THE PROBLEM: Output the lines of the items below as a JSON list of strings, one string per line and no blank lines. Include only the lines between the one containing "colorbar-tick: 16 <box>197 59 209 71</box>" and the one containing "lon-tick-label: 124 <box>29 469 47 481</box>", with both of those lines included.

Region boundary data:
___

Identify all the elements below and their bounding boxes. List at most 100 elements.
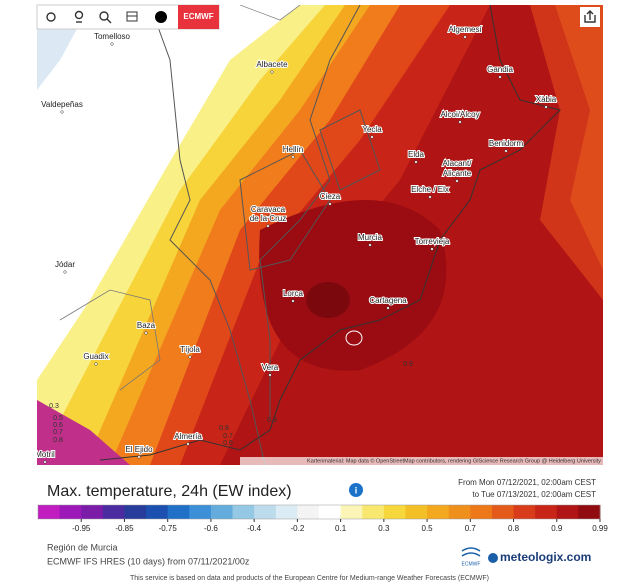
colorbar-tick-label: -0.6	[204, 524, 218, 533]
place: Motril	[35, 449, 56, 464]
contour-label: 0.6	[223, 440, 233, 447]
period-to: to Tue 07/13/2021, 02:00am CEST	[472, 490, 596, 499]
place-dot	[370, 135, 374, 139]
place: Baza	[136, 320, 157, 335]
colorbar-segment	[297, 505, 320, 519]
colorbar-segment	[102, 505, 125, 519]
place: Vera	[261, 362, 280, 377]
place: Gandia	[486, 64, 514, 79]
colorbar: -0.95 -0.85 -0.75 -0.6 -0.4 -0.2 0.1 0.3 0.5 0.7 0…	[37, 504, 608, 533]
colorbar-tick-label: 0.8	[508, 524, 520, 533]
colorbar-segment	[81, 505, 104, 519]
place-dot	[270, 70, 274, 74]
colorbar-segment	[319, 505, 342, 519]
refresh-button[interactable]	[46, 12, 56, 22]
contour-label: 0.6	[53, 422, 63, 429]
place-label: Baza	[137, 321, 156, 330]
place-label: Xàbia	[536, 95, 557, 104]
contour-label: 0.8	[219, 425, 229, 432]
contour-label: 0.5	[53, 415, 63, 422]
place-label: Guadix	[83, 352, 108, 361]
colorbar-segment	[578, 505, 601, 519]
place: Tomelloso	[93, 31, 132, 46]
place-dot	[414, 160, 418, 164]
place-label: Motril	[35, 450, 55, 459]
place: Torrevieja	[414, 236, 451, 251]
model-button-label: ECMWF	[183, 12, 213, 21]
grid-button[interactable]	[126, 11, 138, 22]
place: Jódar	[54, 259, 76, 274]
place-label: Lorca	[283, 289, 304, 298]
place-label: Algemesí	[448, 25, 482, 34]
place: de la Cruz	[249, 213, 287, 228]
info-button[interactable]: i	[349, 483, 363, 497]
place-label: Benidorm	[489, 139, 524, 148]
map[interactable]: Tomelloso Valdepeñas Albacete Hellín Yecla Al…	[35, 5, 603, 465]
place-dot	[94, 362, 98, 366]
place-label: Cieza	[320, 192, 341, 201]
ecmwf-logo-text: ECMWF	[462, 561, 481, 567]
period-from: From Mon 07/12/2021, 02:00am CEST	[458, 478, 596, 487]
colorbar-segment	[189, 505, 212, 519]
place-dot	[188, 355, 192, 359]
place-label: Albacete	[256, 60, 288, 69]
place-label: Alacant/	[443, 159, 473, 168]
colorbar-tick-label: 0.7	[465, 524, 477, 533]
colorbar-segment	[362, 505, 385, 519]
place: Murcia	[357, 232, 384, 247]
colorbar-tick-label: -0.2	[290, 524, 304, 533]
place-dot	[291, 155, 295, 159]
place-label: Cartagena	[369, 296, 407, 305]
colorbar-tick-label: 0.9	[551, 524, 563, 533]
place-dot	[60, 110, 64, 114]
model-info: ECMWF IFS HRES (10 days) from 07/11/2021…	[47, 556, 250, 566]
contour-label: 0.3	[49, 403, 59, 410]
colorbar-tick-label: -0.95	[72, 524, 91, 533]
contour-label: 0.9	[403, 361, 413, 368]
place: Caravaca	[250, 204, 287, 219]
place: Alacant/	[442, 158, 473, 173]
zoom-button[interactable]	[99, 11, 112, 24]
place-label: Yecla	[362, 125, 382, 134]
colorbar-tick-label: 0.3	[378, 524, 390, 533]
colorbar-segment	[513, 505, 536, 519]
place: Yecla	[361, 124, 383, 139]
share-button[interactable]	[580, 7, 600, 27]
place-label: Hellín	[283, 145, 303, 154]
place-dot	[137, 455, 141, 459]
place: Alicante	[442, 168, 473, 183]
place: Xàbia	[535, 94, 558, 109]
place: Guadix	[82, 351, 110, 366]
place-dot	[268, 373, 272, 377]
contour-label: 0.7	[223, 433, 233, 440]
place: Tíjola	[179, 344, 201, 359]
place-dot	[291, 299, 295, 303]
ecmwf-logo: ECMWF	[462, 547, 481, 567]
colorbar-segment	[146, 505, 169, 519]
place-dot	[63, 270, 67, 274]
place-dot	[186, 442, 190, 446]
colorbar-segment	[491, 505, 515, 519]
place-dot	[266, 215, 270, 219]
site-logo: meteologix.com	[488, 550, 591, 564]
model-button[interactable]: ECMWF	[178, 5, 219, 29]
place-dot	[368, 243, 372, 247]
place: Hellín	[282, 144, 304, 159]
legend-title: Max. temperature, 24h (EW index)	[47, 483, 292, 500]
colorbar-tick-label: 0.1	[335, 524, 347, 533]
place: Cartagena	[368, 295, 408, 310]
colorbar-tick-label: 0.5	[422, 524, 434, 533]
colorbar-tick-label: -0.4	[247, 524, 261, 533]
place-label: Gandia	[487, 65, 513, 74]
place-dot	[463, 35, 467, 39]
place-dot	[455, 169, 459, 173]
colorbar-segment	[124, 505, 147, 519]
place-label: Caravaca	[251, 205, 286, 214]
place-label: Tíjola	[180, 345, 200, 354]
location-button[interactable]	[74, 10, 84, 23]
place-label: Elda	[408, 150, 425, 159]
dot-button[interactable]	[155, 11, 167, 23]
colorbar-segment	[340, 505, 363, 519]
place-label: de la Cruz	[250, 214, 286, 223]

___

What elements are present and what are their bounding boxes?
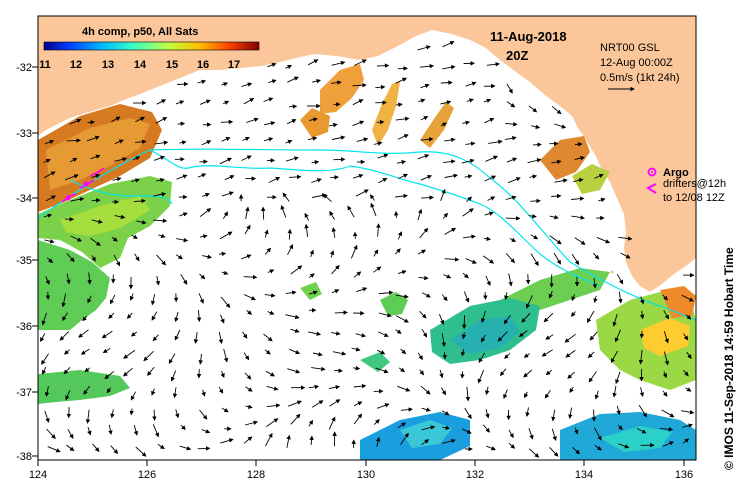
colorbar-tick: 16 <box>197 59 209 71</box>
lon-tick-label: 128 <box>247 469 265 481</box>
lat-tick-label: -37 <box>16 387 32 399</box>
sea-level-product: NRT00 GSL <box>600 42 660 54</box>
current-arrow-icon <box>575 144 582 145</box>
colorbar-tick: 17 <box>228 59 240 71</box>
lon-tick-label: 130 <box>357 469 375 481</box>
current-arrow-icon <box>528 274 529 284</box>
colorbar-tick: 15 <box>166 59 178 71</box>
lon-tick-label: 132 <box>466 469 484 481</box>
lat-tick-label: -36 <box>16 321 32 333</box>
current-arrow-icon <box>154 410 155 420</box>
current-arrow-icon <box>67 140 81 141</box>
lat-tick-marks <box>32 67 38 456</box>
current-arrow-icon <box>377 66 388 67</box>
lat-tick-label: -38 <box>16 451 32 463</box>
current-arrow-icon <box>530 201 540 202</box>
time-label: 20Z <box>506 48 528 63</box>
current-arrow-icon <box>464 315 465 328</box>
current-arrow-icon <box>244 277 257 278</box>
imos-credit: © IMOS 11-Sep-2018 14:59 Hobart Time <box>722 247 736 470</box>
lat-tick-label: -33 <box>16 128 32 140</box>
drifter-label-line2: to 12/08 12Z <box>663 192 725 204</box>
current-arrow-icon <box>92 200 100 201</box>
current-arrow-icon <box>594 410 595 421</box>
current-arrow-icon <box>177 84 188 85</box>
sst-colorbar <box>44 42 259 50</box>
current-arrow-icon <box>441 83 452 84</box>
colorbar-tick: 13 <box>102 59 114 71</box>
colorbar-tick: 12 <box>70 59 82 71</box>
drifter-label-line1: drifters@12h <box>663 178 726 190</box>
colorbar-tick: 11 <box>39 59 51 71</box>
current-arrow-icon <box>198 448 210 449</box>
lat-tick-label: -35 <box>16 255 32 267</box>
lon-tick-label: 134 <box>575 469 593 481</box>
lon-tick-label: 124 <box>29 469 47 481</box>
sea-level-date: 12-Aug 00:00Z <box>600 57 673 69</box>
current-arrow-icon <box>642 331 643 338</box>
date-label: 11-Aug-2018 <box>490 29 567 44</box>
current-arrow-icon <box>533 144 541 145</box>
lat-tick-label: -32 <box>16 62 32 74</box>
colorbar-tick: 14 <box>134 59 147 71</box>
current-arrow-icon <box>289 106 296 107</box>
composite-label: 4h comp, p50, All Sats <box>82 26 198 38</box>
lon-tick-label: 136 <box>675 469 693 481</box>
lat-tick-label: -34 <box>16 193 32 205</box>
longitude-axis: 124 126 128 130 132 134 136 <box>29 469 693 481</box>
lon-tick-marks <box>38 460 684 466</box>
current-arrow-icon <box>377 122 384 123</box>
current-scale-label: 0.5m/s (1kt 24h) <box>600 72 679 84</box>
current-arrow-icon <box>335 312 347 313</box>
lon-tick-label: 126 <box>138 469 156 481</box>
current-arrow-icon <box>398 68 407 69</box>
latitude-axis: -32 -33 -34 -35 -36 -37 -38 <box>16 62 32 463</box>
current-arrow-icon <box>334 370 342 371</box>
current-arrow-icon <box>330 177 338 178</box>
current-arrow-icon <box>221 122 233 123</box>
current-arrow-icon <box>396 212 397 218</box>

___

REPLY TO THE TASK:
[
  "colorbar-tick: 16 <box>197 59 209 71</box>",
  "lon-tick-label: 128 <box>247 469 265 481</box>",
  "lat-tick-label: -37 <box>16 387 32 399</box>",
  "sea-level-product: NRT00 GSL <box>600 42 660 54</box>",
  "current-arrow-icon <box>575 144 582 145</box>",
  "colorbar-tick: 17 <box>228 59 240 71</box>",
  "lon-tick-label: 130 <box>357 469 375 481</box>",
  "current-arrow-icon <box>528 274 529 284</box>",
  "colorbar-tick: 15 <box>166 59 178 71</box>",
  "lon-tick-label: 132 <box>466 469 484 481</box>",
  "lat-tick-label: -36 <box>16 321 32 333</box>",
  "current-arrow-icon <box>154 410 155 420</box>",
  "current-arrow-icon <box>67 140 81 141</box>",
  "lat-tick-marks <box>32 67 38 456</box>",
  "current-arrow-icon <box>377 66 388 67</box>",
  "lat-tick-label: -38 <box>16 451 32 463</box>",
  "current-arrow-icon <box>530 201 540 202</box>",
  "time-label: 20Z <box>506 48 528 63</box>",
  "current-arrow-icon <box>464 315 465 328</box>",
  "current-arrow-icon <box>244 277 257 278</box>",
  "imos-credit: © IMOS 11-Sep-2018 14:59 Hobart Time <box>722 247 736 470</box>",
  "lat-tick-label: -33 <box>16 128 32 140</box>",
  "drifter-label-line2: to 12/08 12Z <box>663 192 725 204</box>",
  "current-arrow-icon <box>92 200 100 201</box>",
  "current-arrow-icon <box>594 410 595 421</box>",
  "current-arrow-icon <box>177 84 188 85</box>",
  "sst-colorbar <box>44 42 259 50</box>",
  "current-arrow-icon <box>441 83 452 84</box>",
  "colorbar-tick: 13 <box>102 59 114 71</box>",
  "colorbar-tick: 12 <box>70 59 82 71</box>",
  "drifter-label-line1: drifters@12h <box>663 178 726 190</box>",
  "colorbar-tick: 11 <box>39 59 51 71</box>",
  "current-arrow-icon <box>198 448 210 449</box>",
  "lat-tick-label: -35 <box>16 255 32 267</box>",
  "lon-tick-label: 134 <box>575 469 593 481</box>",
  "lon-tick-label: 124 <box>29 469 47 481</box>"
]